### DATA RECORDS ###

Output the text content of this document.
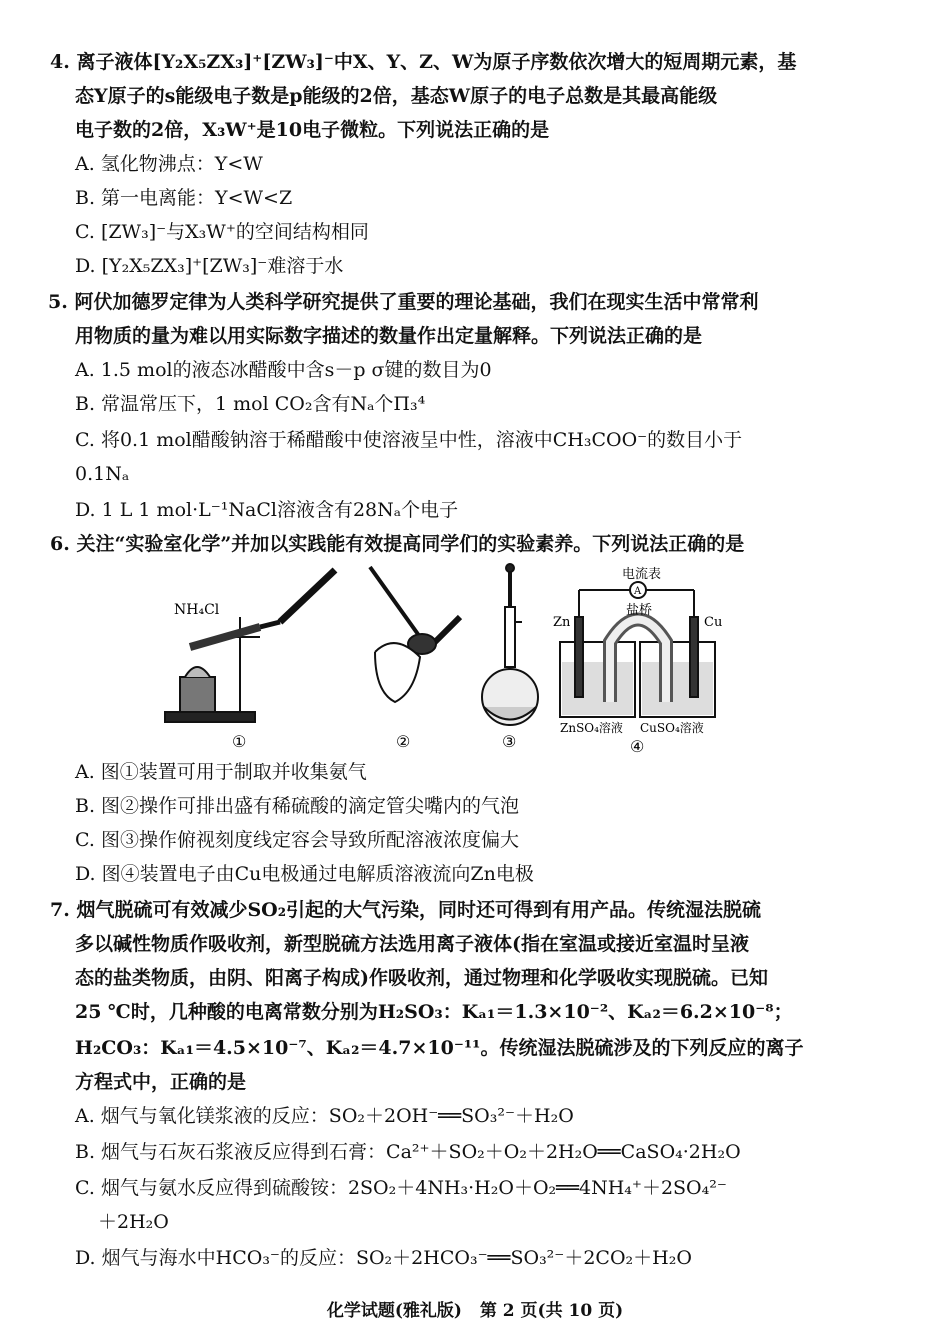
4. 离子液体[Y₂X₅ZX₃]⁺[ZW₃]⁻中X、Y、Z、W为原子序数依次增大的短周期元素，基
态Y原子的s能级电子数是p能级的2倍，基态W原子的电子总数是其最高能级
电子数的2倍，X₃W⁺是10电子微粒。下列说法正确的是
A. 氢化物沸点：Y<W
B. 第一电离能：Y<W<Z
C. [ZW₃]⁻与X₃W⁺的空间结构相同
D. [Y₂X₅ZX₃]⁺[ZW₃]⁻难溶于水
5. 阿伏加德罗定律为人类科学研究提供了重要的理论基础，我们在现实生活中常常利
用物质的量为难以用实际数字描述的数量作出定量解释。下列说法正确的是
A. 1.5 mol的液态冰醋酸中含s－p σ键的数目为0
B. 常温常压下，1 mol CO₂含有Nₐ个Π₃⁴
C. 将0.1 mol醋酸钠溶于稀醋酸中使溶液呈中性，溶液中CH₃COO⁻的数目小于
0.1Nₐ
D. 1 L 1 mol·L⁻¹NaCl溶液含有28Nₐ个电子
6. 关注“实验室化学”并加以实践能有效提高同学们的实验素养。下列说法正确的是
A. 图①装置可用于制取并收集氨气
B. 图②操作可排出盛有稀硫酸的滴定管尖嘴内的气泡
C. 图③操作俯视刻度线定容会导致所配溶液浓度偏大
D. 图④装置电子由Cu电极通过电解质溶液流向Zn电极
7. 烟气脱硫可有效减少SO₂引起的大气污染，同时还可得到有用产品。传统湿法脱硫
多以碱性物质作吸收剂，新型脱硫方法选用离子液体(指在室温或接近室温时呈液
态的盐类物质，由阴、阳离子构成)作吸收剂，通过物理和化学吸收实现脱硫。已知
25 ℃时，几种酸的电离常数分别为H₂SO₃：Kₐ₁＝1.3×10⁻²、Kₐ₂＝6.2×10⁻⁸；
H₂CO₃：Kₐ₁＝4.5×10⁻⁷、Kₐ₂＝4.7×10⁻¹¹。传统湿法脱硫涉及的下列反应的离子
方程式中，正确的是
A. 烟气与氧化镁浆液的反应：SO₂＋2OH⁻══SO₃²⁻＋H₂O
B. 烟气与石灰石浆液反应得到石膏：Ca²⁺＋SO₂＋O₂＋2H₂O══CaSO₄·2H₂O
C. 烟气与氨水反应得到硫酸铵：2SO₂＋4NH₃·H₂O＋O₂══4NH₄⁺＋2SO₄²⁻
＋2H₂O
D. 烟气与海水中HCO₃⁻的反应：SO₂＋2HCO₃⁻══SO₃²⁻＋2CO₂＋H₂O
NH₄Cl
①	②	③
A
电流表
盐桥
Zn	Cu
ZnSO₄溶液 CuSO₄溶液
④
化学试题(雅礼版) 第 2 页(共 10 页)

###
### DATA RECORDS ###

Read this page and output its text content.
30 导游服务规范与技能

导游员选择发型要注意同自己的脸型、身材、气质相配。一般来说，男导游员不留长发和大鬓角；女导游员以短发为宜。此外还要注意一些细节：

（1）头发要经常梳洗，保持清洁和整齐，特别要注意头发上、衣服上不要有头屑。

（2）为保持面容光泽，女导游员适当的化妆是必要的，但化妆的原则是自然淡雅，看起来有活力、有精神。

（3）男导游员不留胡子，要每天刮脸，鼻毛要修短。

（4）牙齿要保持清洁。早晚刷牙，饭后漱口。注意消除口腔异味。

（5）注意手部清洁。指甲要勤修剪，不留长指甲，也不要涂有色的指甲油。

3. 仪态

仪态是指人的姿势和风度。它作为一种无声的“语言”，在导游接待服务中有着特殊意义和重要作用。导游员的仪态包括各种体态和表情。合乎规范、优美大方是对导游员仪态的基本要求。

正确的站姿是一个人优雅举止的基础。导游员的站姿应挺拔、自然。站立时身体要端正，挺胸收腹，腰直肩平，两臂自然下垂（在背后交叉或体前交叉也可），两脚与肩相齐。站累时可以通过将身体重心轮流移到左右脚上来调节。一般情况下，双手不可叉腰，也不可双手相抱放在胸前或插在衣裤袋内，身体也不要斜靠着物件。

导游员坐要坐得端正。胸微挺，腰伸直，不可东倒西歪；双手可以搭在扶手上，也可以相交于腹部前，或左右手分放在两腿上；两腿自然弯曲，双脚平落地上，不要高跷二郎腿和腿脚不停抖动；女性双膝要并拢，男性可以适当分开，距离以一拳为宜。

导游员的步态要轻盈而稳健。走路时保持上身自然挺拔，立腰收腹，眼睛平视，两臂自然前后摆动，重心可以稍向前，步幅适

###

- CHALLENGE -
Identify the lines above with the word "SO₃²". Copy them.

- REPLY -
A. 烟气与氧化镁浆液的反应：SO₂＋2OH⁻══SO₃²⁻＋H₂O
D. 烟气与海水中HCO₃⁻的反应：SO₂＋2HCO₃⁻══SO₃²⁻＋2CO₂＋H₂O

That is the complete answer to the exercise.